■ **Goal of the exercise**
Would you restate all the data that follows, word for word?

■ ■ ■ ■ ■ ■ ■

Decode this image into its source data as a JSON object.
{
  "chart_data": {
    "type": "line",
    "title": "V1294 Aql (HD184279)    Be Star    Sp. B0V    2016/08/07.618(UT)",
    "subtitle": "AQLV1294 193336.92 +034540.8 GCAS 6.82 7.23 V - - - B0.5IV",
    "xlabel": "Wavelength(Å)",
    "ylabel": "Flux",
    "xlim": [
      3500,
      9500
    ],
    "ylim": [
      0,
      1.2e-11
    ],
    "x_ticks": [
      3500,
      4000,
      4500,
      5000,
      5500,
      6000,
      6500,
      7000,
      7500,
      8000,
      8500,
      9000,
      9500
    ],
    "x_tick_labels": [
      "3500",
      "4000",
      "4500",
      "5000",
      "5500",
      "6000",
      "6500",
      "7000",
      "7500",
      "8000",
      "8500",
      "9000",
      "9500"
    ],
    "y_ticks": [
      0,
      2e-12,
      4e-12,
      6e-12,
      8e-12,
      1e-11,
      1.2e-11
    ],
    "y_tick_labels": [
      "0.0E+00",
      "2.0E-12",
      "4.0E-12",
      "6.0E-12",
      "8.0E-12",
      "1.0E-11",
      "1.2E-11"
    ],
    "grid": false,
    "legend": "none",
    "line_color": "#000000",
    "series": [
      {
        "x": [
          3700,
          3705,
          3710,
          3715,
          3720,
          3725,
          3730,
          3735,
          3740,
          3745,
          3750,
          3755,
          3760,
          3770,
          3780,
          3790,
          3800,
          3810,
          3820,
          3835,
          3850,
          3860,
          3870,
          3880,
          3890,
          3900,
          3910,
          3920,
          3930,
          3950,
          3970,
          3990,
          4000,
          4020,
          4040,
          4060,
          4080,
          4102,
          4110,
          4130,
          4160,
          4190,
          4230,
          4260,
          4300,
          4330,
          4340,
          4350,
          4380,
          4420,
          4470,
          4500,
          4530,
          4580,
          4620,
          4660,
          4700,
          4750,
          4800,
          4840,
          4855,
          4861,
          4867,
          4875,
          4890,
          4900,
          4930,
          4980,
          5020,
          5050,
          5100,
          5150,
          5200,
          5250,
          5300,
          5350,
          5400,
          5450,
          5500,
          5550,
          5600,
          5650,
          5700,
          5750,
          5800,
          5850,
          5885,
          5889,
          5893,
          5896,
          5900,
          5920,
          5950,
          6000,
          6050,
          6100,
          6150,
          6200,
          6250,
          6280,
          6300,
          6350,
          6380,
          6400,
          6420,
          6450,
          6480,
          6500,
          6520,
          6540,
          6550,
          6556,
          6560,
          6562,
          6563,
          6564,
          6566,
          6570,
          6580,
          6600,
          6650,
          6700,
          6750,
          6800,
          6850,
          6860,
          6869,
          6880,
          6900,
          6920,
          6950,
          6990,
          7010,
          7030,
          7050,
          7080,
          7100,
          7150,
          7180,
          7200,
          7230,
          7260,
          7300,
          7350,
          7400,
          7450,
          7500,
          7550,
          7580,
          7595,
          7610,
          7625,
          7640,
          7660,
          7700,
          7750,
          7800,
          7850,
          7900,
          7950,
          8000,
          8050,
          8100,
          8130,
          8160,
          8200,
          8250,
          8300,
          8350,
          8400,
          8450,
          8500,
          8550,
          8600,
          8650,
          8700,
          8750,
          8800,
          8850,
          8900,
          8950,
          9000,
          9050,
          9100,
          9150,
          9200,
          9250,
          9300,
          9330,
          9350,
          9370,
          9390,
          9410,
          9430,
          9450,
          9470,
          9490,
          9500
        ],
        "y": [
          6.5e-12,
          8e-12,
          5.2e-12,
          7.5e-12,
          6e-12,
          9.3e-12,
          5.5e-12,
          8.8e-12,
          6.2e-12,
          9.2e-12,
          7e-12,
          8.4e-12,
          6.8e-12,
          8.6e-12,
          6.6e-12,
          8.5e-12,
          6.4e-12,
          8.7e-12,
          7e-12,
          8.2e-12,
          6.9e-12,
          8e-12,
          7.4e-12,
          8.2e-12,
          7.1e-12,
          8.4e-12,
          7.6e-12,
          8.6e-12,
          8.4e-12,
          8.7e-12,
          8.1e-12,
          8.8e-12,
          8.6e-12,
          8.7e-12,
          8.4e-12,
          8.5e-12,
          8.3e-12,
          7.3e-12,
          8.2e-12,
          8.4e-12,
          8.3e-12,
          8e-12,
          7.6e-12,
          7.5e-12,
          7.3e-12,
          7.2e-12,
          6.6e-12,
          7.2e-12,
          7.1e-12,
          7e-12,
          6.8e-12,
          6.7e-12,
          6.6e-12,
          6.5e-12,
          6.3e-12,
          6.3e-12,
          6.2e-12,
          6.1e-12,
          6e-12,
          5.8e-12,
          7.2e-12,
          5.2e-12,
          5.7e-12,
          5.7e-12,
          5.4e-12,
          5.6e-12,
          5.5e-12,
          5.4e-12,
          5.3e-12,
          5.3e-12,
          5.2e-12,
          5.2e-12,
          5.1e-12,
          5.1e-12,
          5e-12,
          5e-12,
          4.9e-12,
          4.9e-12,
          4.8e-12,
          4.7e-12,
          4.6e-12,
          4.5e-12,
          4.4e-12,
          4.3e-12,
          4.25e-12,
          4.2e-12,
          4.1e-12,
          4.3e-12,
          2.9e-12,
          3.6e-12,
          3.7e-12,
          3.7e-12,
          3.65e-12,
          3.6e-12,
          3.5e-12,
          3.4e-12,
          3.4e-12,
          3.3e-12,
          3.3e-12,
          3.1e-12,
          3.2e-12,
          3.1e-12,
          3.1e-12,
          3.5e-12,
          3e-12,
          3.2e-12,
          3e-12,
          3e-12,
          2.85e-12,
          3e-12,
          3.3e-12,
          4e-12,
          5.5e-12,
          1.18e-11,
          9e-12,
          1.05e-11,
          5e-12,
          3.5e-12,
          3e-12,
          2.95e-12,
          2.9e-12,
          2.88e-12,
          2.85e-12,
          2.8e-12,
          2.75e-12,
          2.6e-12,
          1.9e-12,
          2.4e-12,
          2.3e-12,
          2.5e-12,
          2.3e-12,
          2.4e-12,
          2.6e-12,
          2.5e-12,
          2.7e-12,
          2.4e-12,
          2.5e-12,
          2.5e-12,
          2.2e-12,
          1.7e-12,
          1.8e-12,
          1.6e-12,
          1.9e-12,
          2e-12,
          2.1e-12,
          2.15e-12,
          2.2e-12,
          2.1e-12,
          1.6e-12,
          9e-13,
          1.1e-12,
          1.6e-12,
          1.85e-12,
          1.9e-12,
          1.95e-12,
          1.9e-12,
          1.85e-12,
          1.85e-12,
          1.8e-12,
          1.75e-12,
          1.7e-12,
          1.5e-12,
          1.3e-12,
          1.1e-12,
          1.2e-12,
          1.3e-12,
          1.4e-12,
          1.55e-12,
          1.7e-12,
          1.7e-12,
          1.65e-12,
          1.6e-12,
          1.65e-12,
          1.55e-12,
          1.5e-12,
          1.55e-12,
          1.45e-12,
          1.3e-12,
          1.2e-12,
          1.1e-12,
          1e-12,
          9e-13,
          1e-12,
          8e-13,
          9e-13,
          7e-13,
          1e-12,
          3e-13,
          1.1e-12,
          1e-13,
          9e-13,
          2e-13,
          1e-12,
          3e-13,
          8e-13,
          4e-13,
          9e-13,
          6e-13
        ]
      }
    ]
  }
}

■ ■ ■ ■ ■ ■ ■

■ **Result for this exercise**
Decode this image into its source data as a JSON object.
{
  "chart_data": {
    "type": "line",
    "title": "V1294 Aql (HD184279)    Be Star    Sp. B0V    2016/08/07.618(UT)",
    "subtitle": "AQLV1294 193336.92 +034540.8 GCAS 6.82 7.23 V - - - B0.5IV",
    "xlabel": "Wavelength(Å)",
    "ylabel": "Flux",
    "xlim": [
      3500,
      9500
    ],
    "ylim": [
      0,
      1.2e-11
    ],
    "x_ticks": [
      3500,
      4000,
      4500,
      5000,
      5500,
      6000,
      6500,
      7000,
      7500,
      8000,
      8500,
      9000,
      9500
    ],
    "x_tick_labels": [
      "3500",
      "4000",
      "4500",
      "5000",
      "5500",
      "6000",
      "6500",
      "7000",
      "7500",
      "8000",
      "8500",
      "9000",
      "9500"
    ],
    "y_ticks": [
      0,
      2e-12,
      4e-12,
      6e-12,
      8e-12,
      1e-11,
      1.2e-11
    ],
    "y_tick_labels": [
      "0.0E+00",
      "2.0E-12",
      "4.0E-12",
      "6.0E-12",
      "8.0E-12",
      "1.0E-11",
      "1.2E-11"
    ],
    "grid": false,
    "legend": "none",
    "line_color": "#000000",
    "series": [
      {
        "x": [
          3700,
          3705,
          3710,
          3715,
          3720,
          3725,
          3730,
          3735,
          3740,
          3745,
          3750,
          3755,
          3760,
          3770,
          3780,
          3790,
          3800,
          3810,
          3820,
          3835,
          3850,
          3860,
          3870,
          3880,
          3890,
          3900,
          3910,
          3920,
          3930,
          3950,
          3970,
          3990,
          4000,
          4020,
          4040,
          4060,
          4080,
          4102,
          4110,
          4130,
          4160,
          4190,
          4230,
          4260,
          4300,
          4330,
          4340,
          4350,
          4380,
          4420,
          4470,
          4500,
          4530,
          4580,
          4620,
          4660,
          4700,
          4750,
          4800,
          4840,
          4855,
          4861,
          4867,
          4875,
          4890,
          4900,
          4930,
          4980,
          5020,
          5050,
          5100,
          5150,
          5200,
          5250,
          5300,
          5350,
          5400,
          5450,
          5500,
          5550,
          5600,
          5650,
          5700,
          5750,
          5800,
          5850,
          5885,
          5889,
          5893,
          5896,
          5900,
          5920,
          5950,
          6000,
          6050,
          6100,
          6150,
          6200,
          6250,
          6280,
          6300,
          6350,
          6380,
          6400,
          6420,
          6450,
          6480,
          6500,
          6520,
          6540,
          6550,
          6556,
          6560,
          6562,
          6563,
          6564,
          6566,
          6570,
          6580,
          6600,
          6650,
          6700,
          6750,
          6800,
          6850,
          6860,
          6869,
          6880,
          6900,
          6920,
          6950,
          6990,
          7010,
          7030,
          7050,
          7080,
          7100,
          7150,
          7180,
          7200,
          7230,
          7260,
          7300,
          7350,
          7400,
          7450,
          7500,
          7550,
          7580,
          7595,
          7610,
          7625,
          7640,
          7660,
          7700,
          7750,
          7800,
          7850,
          7900,
          7950,
          8000,
          8050,
          8100,
          8130,
          8160,
          8200,
          8250,
          8300,
          8350,
          8400,
          8450,
          8500,
          8550,
          8600,
          8650,
          8700,
          8750,
          8800,
          8850,
          8900,
          8950,
          9000,
          9050,
          9100,
          9150,
          9200,
          9250,
          9300,
          9330,
          9350,
          9370,
          9390,
          9410,
          9430,
          9450,
          9470,
          9490,
          9500
        ],
        "y": [
          6.5e-12,
          8e-12,
          5.2e-12,
          7.5e-12,
          6e-12,
          9.3e-12,
          5.5e-12,
          8.8e-12,
          6.2e-12,
          9.2e-12,
          7e-12,
          8.4e-12,
          6.8e-12,
          8.6e-12,
          6.6e-12,
          8.5e-12,
          6.4e-12,
          8.7e-12,
          7e-12,
          8.2e-12,
          6.9e-12,
          8e-12,
          7.4e-12,
          8.2e-12,
          7.1e-12,
          8.4e-12,
          7.6e-12,
          8.6e-12,
          8.4e-12,
          8.7e-12,
          8.1e-12,
          8.8e-12,
          8.6e-12,
          8.7e-12,
          8.4e-12,
          8.5e-12,
          8.3e-12,
          7.3e-12,
          8.2e-12,
          8.4e-12,
          8.3e-12,
          8e-12,
          7.6e-12,
          7.5e-12,
          7.3e-12,
          7.2e-12,
          6.6e-12,
          7.2e-12,
          7.1e-12,
          7e-12,
          6.8e-12,
          6.7e-12,
          6.6e-12,
          6.5e-12,
          6.3e-12,
          6.3e-12,
          6.2e-12,
          6.1e-12,
          6e-12,
          5.8e-12,
          7.2e-12,
          5.2e-12,
          5.7e-12,
          5.7e-12,
          5.4e-12,
          5.6e-12,
          5.5e-12,
          5.4e-12,
          5.3e-12,
          5.3e-12,
          5.2e-12,
          5.2e-12,
          5.1e-12,
          5.1e-12,
          5e-12,
          5e-12,
          4.9e-12,
          4.9e-12,
          4.8e-12,
          4.7e-12,
          4.6e-12,
          4.5e-12,
          4.4e-12,
          4.3e-12,
          4.25e-12,
          4.2e-12,
          4.1e-12,
          4.3e-12,
          2.9e-12,
          3.6e-12,
          3.7e-12,
          3.7e-12,
          3.65e-12,
          3.6e-12,
          3.5e-12,
          3.4e-12,
          3.4e-12,
          3.3e-12,
          3.3e-12,
          3.1e-12,
          3.2e-12,
          3.1e-12,
          3.1e-12,
          3.5e-12,
          3e-12,
          3.2e-12,
          3e-12,
          3e-12,
          2.85e-12,
          3e-12,
          3.3e-12,
          4e-12,
          5.5e-12,
          1.18e-11,
          9e-12,
          1.05e-11,
          5e-12,
          3.5e-12,
          3e-12,
          2.95e-12,
          2.9e-12,
          2.88e-12,
          2.85e-12,
          2.8e-12,
          2.75e-12,
          2.6e-12,
          1.9e-12,
          2.4e-12,
          2.3e-12,
          2.5e-12,
          2.3e-12,
          2.4e-12,
          2.6e-12,
          2.5e-12,
          2.7e-12,
          2.4e-12,
          2.5e-12,
          2.5e-12,
          2.2e-12,
          1.7e-12,
          1.8e-12,
          1.6e-12,
          1.9e-12,
          2e-12,
          2.1e-12,
          2.15e-12,
          2.2e-12,
          2.1e-12,
          1.6e-12,
          9e-13,
          1.1e-12,
          1.6e-12,
          1.85e-12,
          1.9e-12,
          1.95e-12,
          1.9e-12,
          1.85e-12,
          1.85e-12,
          1.8e-12,
          1.75e-12,
          1.7e-12,
          1.5e-12,
          1.3e-12,
          1.1e-12,
          1.2e-12,
          1.3e-12,
          1.4e-12,
          1.55e-12,
          1.7e-12,
          1.7e-12,
          1.65e-12,
          1.6e-12,
          1.65e-12,
          1.55e-12,
          1.5e-12,
          1.55e-12,
          1.45e-12,
          1.3e-12,
          1.2e-12,
          1.1e-12,
          1e-12,
          9e-13,
          1e-12,
          8e-13,
          9e-13,
          7e-13,
          1e-12,
          3e-13,
          1.1e-12,
          1e-13,
          9e-13,
          2e-13,
          1e-12,
          3e-13,
          8e-13,
          4e-13,
          9e-13,
          6e-13
        ]
      }
    ]
  }
}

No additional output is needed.